Copy out the rows word for word, beginning at the line with "y-tick-label: Morphine bbox=[261, 545, 379, 576]" and continuing through the line with "y-tick-label: Fentanyl bbox=[376, 399, 484, 430]". Give only those lines.

══════

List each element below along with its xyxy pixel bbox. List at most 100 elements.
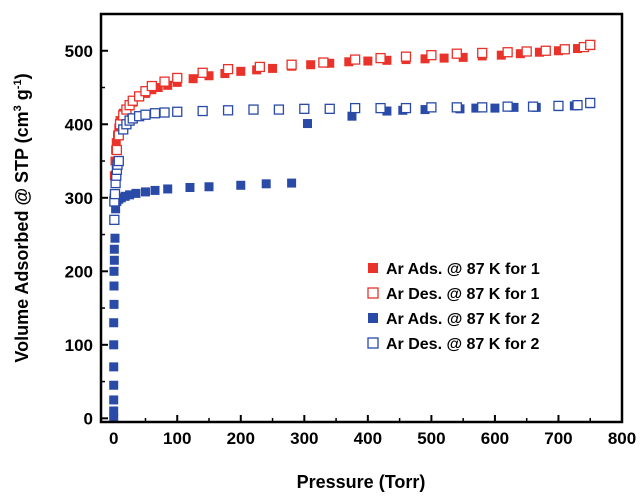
series-3-point — [140, 187, 150, 197]
legend-marker — [367, 337, 379, 349]
series-3-point — [302, 119, 312, 129]
series-4-point — [349, 102, 361, 114]
series-4-point — [149, 108, 161, 119]
data-points-layer — [109, 39, 596, 423]
series-1-point — [534, 47, 544, 57]
series-1-point — [268, 63, 278, 73]
y-axis-title: Volume Adsorbed @ STP (cm3 g-1) — [12, 73, 32, 362]
series-3-point — [185, 182, 195, 192]
series-1-point — [573, 44, 583, 54]
series-4-point — [375, 102, 386, 114]
series-4-point — [299, 103, 310, 114]
series-1-point — [325, 58, 335, 68]
series-3-point — [131, 188, 141, 198]
series-4-point — [197, 105, 208, 117]
series-3-point — [109, 318, 119, 328]
series-4-point — [426, 102, 437, 113]
series-4-point — [109, 214, 120, 225]
series-3-point — [109, 380, 119, 390]
series-3-point — [347, 111, 357, 121]
x-axis-title: Pressure (Torr) — [297, 472, 426, 492]
series-3-point — [261, 179, 271, 189]
series-4-point — [477, 102, 488, 113]
x-tick-label: 600 — [481, 429, 509, 448]
series-3-point — [150, 185, 160, 195]
legend-marker — [368, 313, 378, 323]
series-4-point — [172, 106, 183, 117]
y-tick-label: 500 — [65, 42, 93, 61]
series-2-point — [585, 39, 596, 51]
series-4-point — [248, 104, 259, 115]
x-tick-label: 100 — [163, 429, 191, 448]
series-1-point — [496, 50, 506, 60]
series-4-point — [553, 100, 564, 112]
series-1-point — [553, 46, 563, 56]
series-1-point — [306, 60, 316, 70]
y-tick-label: 100 — [65, 336, 93, 355]
series-1-point — [153, 83, 163, 93]
series-1-point — [363, 56, 373, 66]
legend-label: Ar Ads. @ 87 K for 2 — [386, 311, 540, 328]
series-2-point — [286, 59, 297, 70]
series-3-point — [109, 244, 119, 254]
series-4-point — [585, 97, 596, 109]
legend-label: Ar Des. @ 87 K for 1 — [386, 286, 540, 303]
x-tick-label: 700 — [544, 429, 572, 448]
series-3-point — [109, 299, 119, 309]
series-3-point — [109, 413, 119, 423]
series-2-point — [400, 51, 412, 62]
series-3-point — [109, 395, 119, 405]
series-2-point — [254, 61, 265, 73]
x-tick-label: 400 — [354, 429, 382, 448]
series-2-point — [559, 44, 570, 55]
series-3-point — [509, 102, 519, 112]
series-4-point — [159, 107, 170, 118]
series-4-point — [113, 155, 124, 167]
x-tick-label: 500 — [417, 429, 445, 448]
series-2-point — [197, 67, 208, 78]
series-3-point — [163, 184, 173, 194]
x-tick-label: 0 — [109, 429, 118, 448]
y-tick-label: 400 — [65, 115, 93, 134]
y-tick-label: 0 — [84, 409, 93, 428]
series-4-point — [222, 105, 234, 116]
series-2-point — [159, 76, 170, 87]
series-4-point — [572, 100, 583, 111]
series-4-point — [324, 103, 335, 114]
series-2-point — [451, 48, 462, 59]
legend: Ar Ads. @ 87 K for 1 Ar Des. @ 87 K for 1… — [367, 261, 540, 353]
series-3-point — [420, 105, 430, 115]
series-4-point — [109, 188, 121, 200]
series-3-point — [109, 281, 119, 291]
tick-layer: 0 100 200 300 400 500 600 700 800 0 100 200 300 400 50… — [65, 42, 637, 448]
series-2-point — [222, 63, 234, 75]
series-3-point — [236, 180, 246, 190]
legend-label: Ar Ads. @ 87 K for 1 — [386, 261, 540, 278]
x-tick-label: 800 — [608, 429, 636, 448]
series-2-point — [521, 46, 532, 57]
series-1-point — [204, 71, 214, 81]
series-1-point — [458, 52, 468, 62]
series-2-point — [426, 50, 437, 61]
series-1-point — [344, 57, 354, 67]
series-2-point — [146, 80, 157, 92]
series-3-point — [287, 178, 297, 188]
series-2-point — [502, 47, 513, 58]
series-4-point — [400, 102, 412, 114]
series-4-point — [502, 101, 513, 112]
series-3-point — [471, 103, 481, 113]
y-tick-label: 200 — [65, 262, 93, 281]
series-4-point — [451, 102, 462, 113]
series-2-point — [111, 144, 123, 156]
plot-frame — [99, 12, 624, 424]
series-3-point — [110, 233, 120, 243]
series-2-point — [318, 57, 329, 68]
series-3-point — [125, 190, 135, 200]
x-tick-label: 300 — [290, 429, 318, 448]
y-tick-label: 300 — [65, 189, 93, 208]
series-3-point — [109, 340, 119, 350]
series-2-point — [349, 54, 361, 65]
series-3-point — [111, 204, 121, 214]
series-1-point — [515, 49, 525, 59]
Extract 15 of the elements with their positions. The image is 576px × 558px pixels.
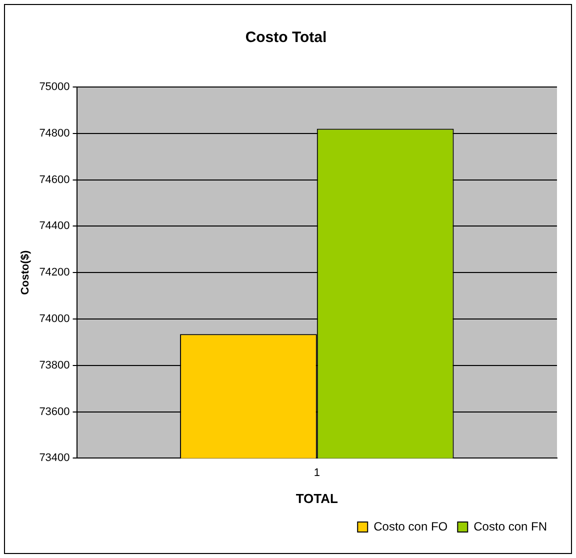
x-axis-title: TOTAL [296,490,338,506]
y-tick-label: 75000 [39,81,70,94]
y-tick-label: 74400 [39,220,70,232]
y-tick-label: 74800 [39,127,70,140]
y-tick-label: 74000 [39,313,70,326]
y-axis-title: Costo($) [20,250,32,295]
y-tick-label: 73600 [39,406,70,418]
y-tick-label: 73800 [39,359,70,372]
y-tick-label: 74200 [39,266,70,279]
y-tick-label: 73400 [39,452,70,464]
y-tick-label: 74600 [39,174,70,186]
legend-label: Costo con FN [474,519,547,534]
x-tick-label: 1 [314,466,320,479]
legend-label: Costo con FO [374,519,448,534]
chart-title: Costo Total [245,29,327,46]
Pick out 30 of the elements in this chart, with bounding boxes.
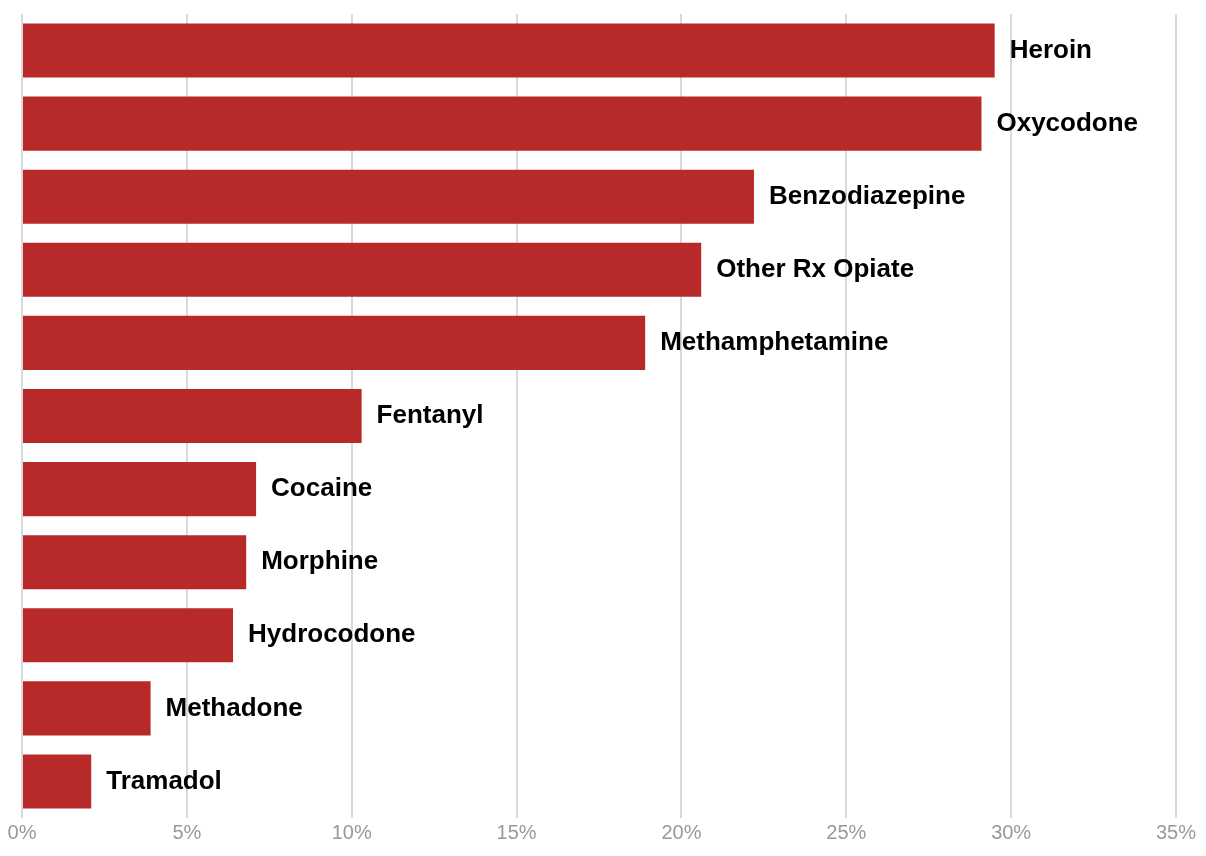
y-tick-label: Morphine bbox=[261, 545, 379, 576]
x-tick-label: 25% bbox=[826, 820, 867, 843]
y-tick-label: Oxycodone bbox=[996, 106, 1139, 137]
y-tick-label: Tramadol bbox=[106, 764, 222, 795]
x-tick-label: 15% bbox=[496, 820, 537, 843]
bar bbox=[23, 315, 646, 370]
bar bbox=[23, 242, 702, 297]
bar bbox=[23, 96, 982, 151]
x-tick-label: 20% bbox=[661, 820, 702, 843]
x-tick-label: 10% bbox=[331, 820, 372, 843]
bar bbox=[23, 169, 754, 224]
y-tick-label: Methamphetamine bbox=[660, 326, 889, 357]
y-tick-label: Fentanyl bbox=[376, 399, 484, 430]
y-tick-label: Other Rx Opiate bbox=[716, 252, 915, 283]
x-tick-label: 0% bbox=[7, 820, 37, 843]
x-tick-label: 5% bbox=[172, 820, 202, 843]
bar bbox=[23, 388, 362, 444]
bar bbox=[23, 681, 151, 736]
y-tick-label: Benzodiazepine bbox=[768, 179, 966, 210]
x-tick-label: 30% bbox=[991, 820, 1032, 843]
bar bbox=[23, 608, 234, 663]
bar bbox=[23, 535, 247, 590]
y-tick-label: Heroin bbox=[1009, 33, 1092, 64]
x-tick-label: 35% bbox=[1155, 820, 1197, 843]
bar bbox=[23, 23, 995, 78]
bar bbox=[23, 462, 257, 517]
bar bbox=[23, 754, 92, 809]
y-tick-label: Hydrocodone bbox=[248, 618, 416, 649]
y-tick-label: Cocaine bbox=[271, 472, 373, 503]
y-tick-label: Methadone bbox=[165, 691, 303, 722]
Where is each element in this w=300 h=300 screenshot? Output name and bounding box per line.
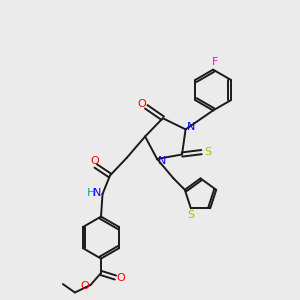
Text: N: N <box>93 188 101 198</box>
Text: N: N <box>187 122 195 132</box>
Text: S: S <box>187 210 194 220</box>
Text: O: O <box>116 273 125 283</box>
Text: F: F <box>212 57 218 67</box>
Text: O: O <box>137 99 146 109</box>
Text: S: S <box>204 146 211 157</box>
Text: N: N <box>158 156 166 166</box>
Text: O: O <box>80 280 89 291</box>
Text: H: H <box>87 188 95 198</box>
Text: O: O <box>90 156 99 166</box>
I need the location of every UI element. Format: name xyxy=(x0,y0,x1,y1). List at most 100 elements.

══════

**Written response:**
y-tick-label: Morphine bbox=[261, 545, 379, 576]
x-tick-label: 25% bbox=[826, 820, 867, 843]
y-tick-label: Oxycodone bbox=[996, 106, 1139, 137]
y-tick-label: Tramadol bbox=[106, 764, 222, 795]
x-tick-label: 15% bbox=[496, 820, 537, 843]
bar bbox=[23, 315, 646, 370]
bar bbox=[23, 242, 702, 297]
bar bbox=[23, 96, 982, 151]
x-tick-label: 20% bbox=[661, 820, 702, 843]
x-tick-label: 10% bbox=[331, 820, 372, 843]
bar bbox=[23, 169, 754, 224]
y-tick-label: Methamphetamine bbox=[660, 326, 889, 357]
y-tick-label: Fentanyl bbox=[376, 399, 484, 430]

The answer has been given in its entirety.